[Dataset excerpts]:
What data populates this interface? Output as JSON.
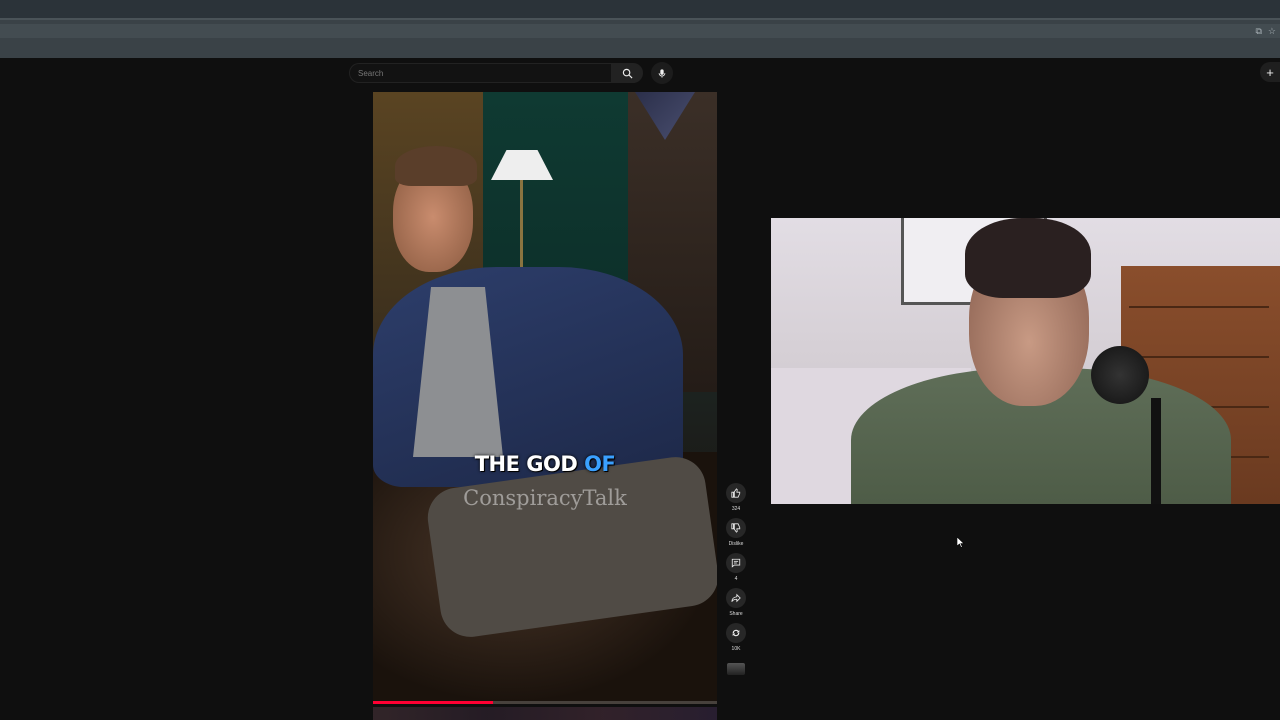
{
  "search": {
    "placeholder": "Search"
  },
  "short": {
    "caption_text": "THE GOD ",
    "caption_highlight": "OF",
    "watermark": "ConspiracyTalk",
    "progress": 0.35
  },
  "actions": {
    "like_count": "324",
    "dislike_label": "Dislike",
    "comment_count": "4",
    "share_label": "Share",
    "remix_count": "10K"
  },
  "colors": {
    "accent_red": "#ff0033",
    "caption_highlight": "#3aa0ff",
    "page_bg": "#0f0f0f"
  }
}
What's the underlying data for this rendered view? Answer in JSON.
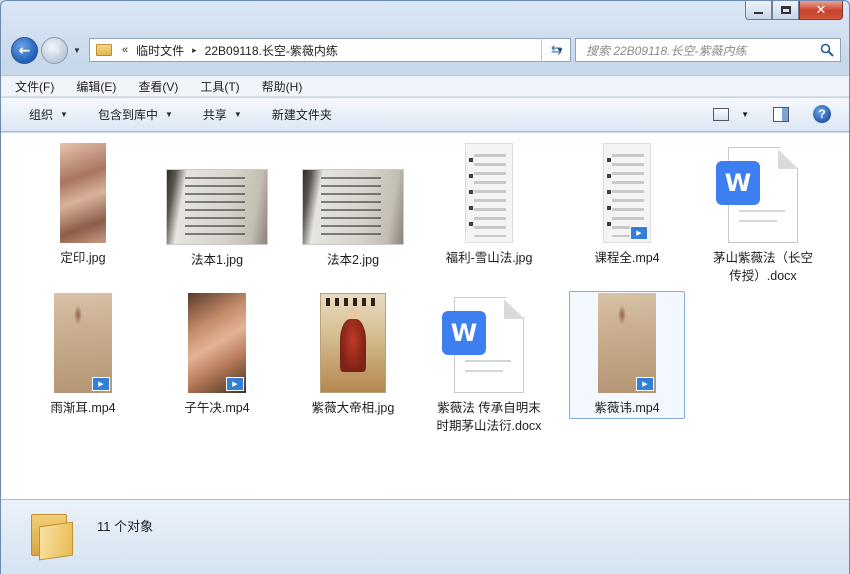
{
  "nav": {
    "breadcrumbs_prefix": "«",
    "crumb1": "临时文件",
    "crumb_sep": "▸",
    "crumb2": "22B09118.长空-紫薇内练",
    "search_placeholder": "搜索 22B09118.长空-紫薇内练"
  },
  "menu": [
    "文件(F)",
    "编辑(E)",
    "查看(V)",
    "工具(T)",
    "帮助(H)"
  ],
  "toolbar": {
    "organize": "组织",
    "include": "包含到库中",
    "share": "共享",
    "new_folder": "新建文件夹"
  },
  "files": [
    {
      "name": "定印.jpg",
      "kind": "photo-hand"
    },
    {
      "name": "法本1.jpg",
      "kind": "photo-doc"
    },
    {
      "name": "法本2.jpg",
      "kind": "photo-doc"
    },
    {
      "name": "福利-雪山法.jpg",
      "kind": "phone-shot"
    },
    {
      "name": "课程全.mp4",
      "kind": "phone-video"
    },
    {
      "name": "茅山紫薇法（长空传授）.docx",
      "kind": "docx"
    },
    {
      "name": "雨渐耳.mp4",
      "kind": "video-wall"
    },
    {
      "name": "子午决.mp4",
      "kind": "hands-video"
    },
    {
      "name": "紫薇大帝相.jpg",
      "kind": "painting"
    },
    {
      "name": "紫薇法 传承自明末时期茅山法衍.docx",
      "kind": "docx"
    },
    {
      "name": "紫薇讳.mp4",
      "kind": "video-wall",
      "selected": true
    }
  ],
  "status": {
    "count": "11 个对象"
  }
}
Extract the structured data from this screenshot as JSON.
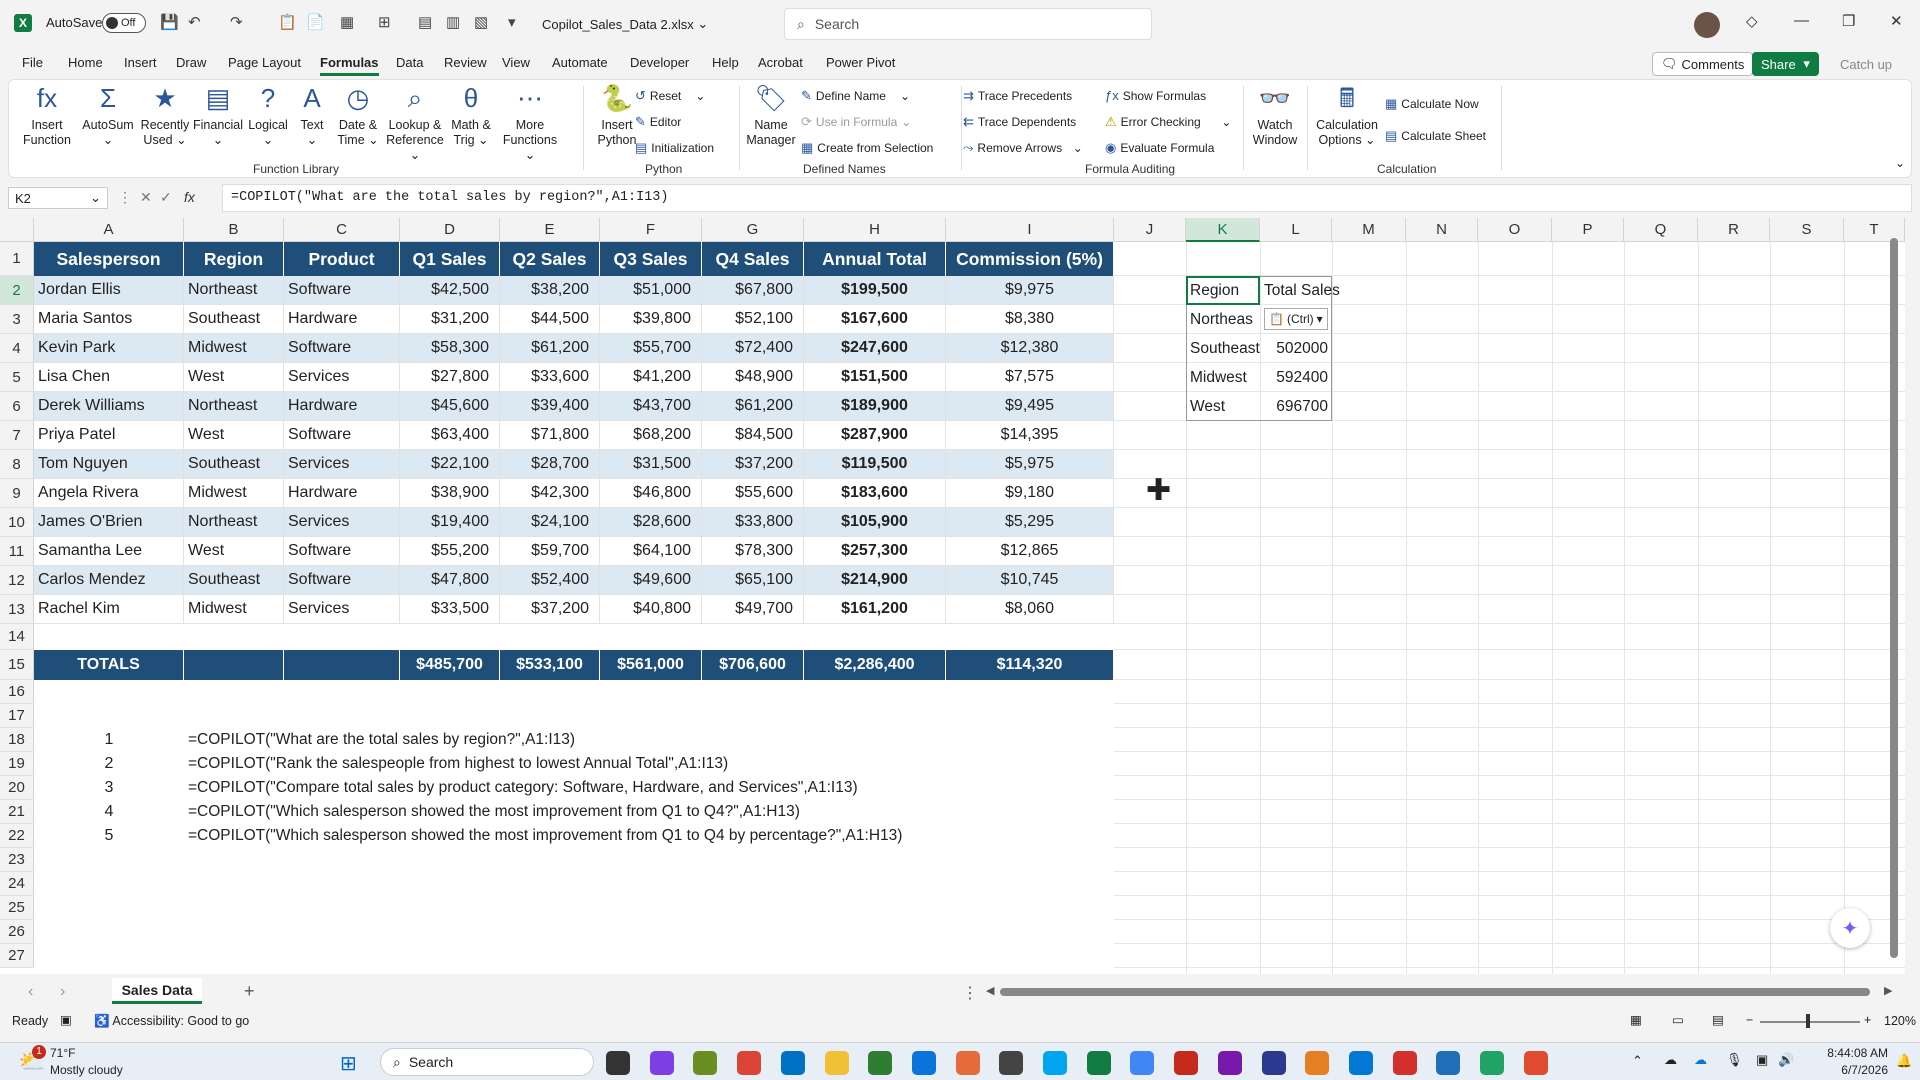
{
  "titlebar": {
    "autosave_label": "AutoSave",
    "autosave_state": "Off",
    "filename": "Copilot_Sales_Data 2.xlsx",
    "search_placeholder": "Search"
  },
  "menu": {
    "items": [
      "File",
      "Home",
      "Insert",
      "Draw",
      "Page Layout",
      "Formulas",
      "Data",
      "Review",
      "View",
      "Automate",
      "Developer",
      "Help",
      "Acrobat",
      "Power Pivot"
    ],
    "active": "Formulas",
    "comments": "Comments",
    "share": "Share",
    "catchup": "Catch up"
  },
  "ribbon": {
    "function_library": {
      "label": "Function Library",
      "buttons": [
        {
          "l1": "Insert",
          "l2": "Function",
          "icon": "fx"
        },
        {
          "l1": "AutoSum",
          "l2": "⌄",
          "icon": "Σ"
        },
        {
          "l1": "Recently",
          "l2": "Used ⌄",
          "icon": "★"
        },
        {
          "l1": "Financial",
          "l2": "⌄",
          "icon": "▤"
        },
        {
          "l1": "Logical",
          "l2": "⌄",
          "icon": "?"
        },
        {
          "l1": "Text",
          "l2": "⌄",
          "icon": "A"
        },
        {
          "l1": "Date &",
          "l2": "Time ⌄",
          "icon": "◷"
        },
        {
          "l1": "Lookup &",
          "l2": "Reference ⌄",
          "icon": "⌕"
        },
        {
          "l1": "Math &",
          "l2": "Trig ⌄",
          "icon": "θ"
        },
        {
          "l1": "More",
          "l2": "Functions ⌄",
          "icon": "⋯"
        }
      ]
    },
    "python": {
      "label": "Python",
      "insert_l1": "Insert",
      "insert_l2": "Python",
      "reset": "Reset",
      "editor": "Editor",
      "init": "Initialization"
    },
    "defined_names": {
      "label": "Defined Names",
      "manager_l1": "Name",
      "manager_l2": "Manager",
      "define": "Define Name",
      "use": "Use in Formula",
      "create": "Create from Selection"
    },
    "auditing": {
      "label": "Formula Auditing",
      "precedents": "Trace Precedents",
      "dependents": "Trace Dependents",
      "remove": "Remove Arrows",
      "show": "Show Formulas",
      "errors": "Error Checking",
      "evaluate": "Evaluate Formula",
      "watch_l1": "Watch",
      "watch_l2": "Window"
    },
    "calculation": {
      "label": "Calculation",
      "options_l1": "Calculation",
      "options_l2": "Options ⌄",
      "now": "Calculate Now",
      "sheet": "Calculate Sheet"
    }
  },
  "formula_bar": {
    "namebox": "K2",
    "fx": "fx",
    "formula": "=COPILOT(\"What are the total sales by region?\",A1:I13)"
  },
  "columns": [
    "A",
    "B",
    "C",
    "D",
    "E",
    "F",
    "G",
    "H",
    "I",
    "J",
    "K",
    "L",
    "M",
    "N",
    "O",
    "P",
    "Q",
    "R",
    "S",
    "T"
  ],
  "rows": [
    "1",
    "2",
    "3",
    "4",
    "5",
    "6",
    "7",
    "8",
    "9",
    "10",
    "11",
    "12",
    "13",
    "14",
    "15",
    "16",
    "17",
    "18",
    "19",
    "20",
    "21",
    "22",
    "23",
    "24",
    "25",
    "26",
    "27"
  ],
  "table": {
    "headers": [
      "Salesperson",
      "Region",
      "Product",
      "Q1 Sales",
      "Q2 Sales",
      "Q3 Sales",
      "Q4 Sales",
      "Annual Total",
      "Commission (5%)"
    ],
    "data": [
      [
        "Jordan Ellis",
        "Northeast",
        "Software",
        "$42,500",
        "$38,200",
        "$51,000",
        "$67,800",
        "$199,500",
        "$9,975"
      ],
      [
        "Maria Santos",
        "Southeast",
        "Hardware",
        "$31,200",
        "$44,500",
        "$39,800",
        "$52,100",
        "$167,600",
        "$8,380"
      ],
      [
        "Kevin Park",
        "Midwest",
        "Software",
        "$58,300",
        "$61,200",
        "$55,700",
        "$72,400",
        "$247,600",
        "$12,380"
      ],
      [
        "Lisa Chen",
        "West",
        "Services",
        "$27,800",
        "$33,600",
        "$41,200",
        "$48,900",
        "$151,500",
        "$7,575"
      ],
      [
        "Derek Williams",
        "Northeast",
        "Hardware",
        "$45,600",
        "$39,400",
        "$43,700",
        "$61,200",
        "$189,900",
        "$9,495"
      ],
      [
        "Priya Patel",
        "West",
        "Software",
        "$63,400",
        "$71,800",
        "$68,200",
        "$84,500",
        "$287,900",
        "$14,395"
      ],
      [
        "Tom Nguyen",
        "Southeast",
        "Services",
        "$22,100",
        "$28,700",
        "$31,500",
        "$37,200",
        "$119,500",
        "$5,975"
      ],
      [
        "Angela Rivera",
        "Midwest",
        "Hardware",
        "$38,900",
        "$42,300",
        "$46,800",
        "$55,600",
        "$183,600",
        "$9,180"
      ],
      [
        "James O'Brien",
        "Northeast",
        "Services",
        "$19,400",
        "$24,100",
        "$28,600",
        "$33,800",
        "$105,900",
        "$5,295"
      ],
      [
        "Samantha Lee",
        "West",
        "Software",
        "$55,200",
        "$59,700",
        "$64,100",
        "$78,300",
        "$257,300",
        "$12,865"
      ],
      [
        "Carlos Mendez",
        "Southeast",
        "Software",
        "$47,800",
        "$52,400",
        "$49,600",
        "$65,100",
        "$214,900",
        "$10,745"
      ],
      [
        "Rachel Kim",
        "Midwest",
        "Services",
        "$33,500",
        "$37,200",
        "$40,800",
        "$49,700",
        "$161,200",
        "$8,060"
      ]
    ],
    "totals": [
      "TOTALS",
      "",
      "",
      "$485,700",
      "$533,100",
      "$561,000",
      "$706,600",
      "$2,286,400",
      "$114,320"
    ]
  },
  "prompts": [
    {
      "n": "1",
      "text": "=COPILOT(\"What are the total sales by region?\",A1:I13)"
    },
    {
      "n": "2",
      "text": "=COPILOT(\"Rank the salespeople from highest to lowest Annual Total\",A1:I13)"
    },
    {
      "n": "3",
      "text": "=COPILOT(\"Compare total sales by product category: Software, Hardware, and Services\",A1:I13)"
    },
    {
      "n": "4",
      "text": "=COPILOT(\"Which salesperson showed the most improvement from Q1 to Q4?\",A1:H13)"
    },
    {
      "n": "5",
      "text": "=COPILOT(\"Which salesperson showed the most improvement from Q1 to Q4 by percentage?\",A1:H13)"
    }
  ],
  "copilot_result": {
    "header": [
      "Region",
      "Total Sales"
    ],
    "rows": [
      [
        "Northeas",
        ""
      ],
      [
        "Southeast",
        "502000"
      ],
      [
        "Midwest",
        "592400"
      ],
      [
        "West",
        "696700"
      ]
    ],
    "paste_label": "(Ctrl)"
  },
  "sheet_tab": "Sales Data",
  "status": {
    "ready": "Ready",
    "accessibility": "Accessibility: Good to go",
    "zoom": "120%"
  },
  "taskbar": {
    "temp": "71°F",
    "weather": "Mostly cloudy",
    "search": "Search",
    "time": "8:44:08 AM",
    "date": "6/7/2026",
    "badge": "1"
  }
}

[REQUIRED TASK]: Using the material above, report each line where "Annual" occurs.

[EXERCISE RESULT]:
      "Annual Total",
      "text": "=COPILOT(\"Rank the salespeople from highest to lowest Annual Total\",A1:I13)"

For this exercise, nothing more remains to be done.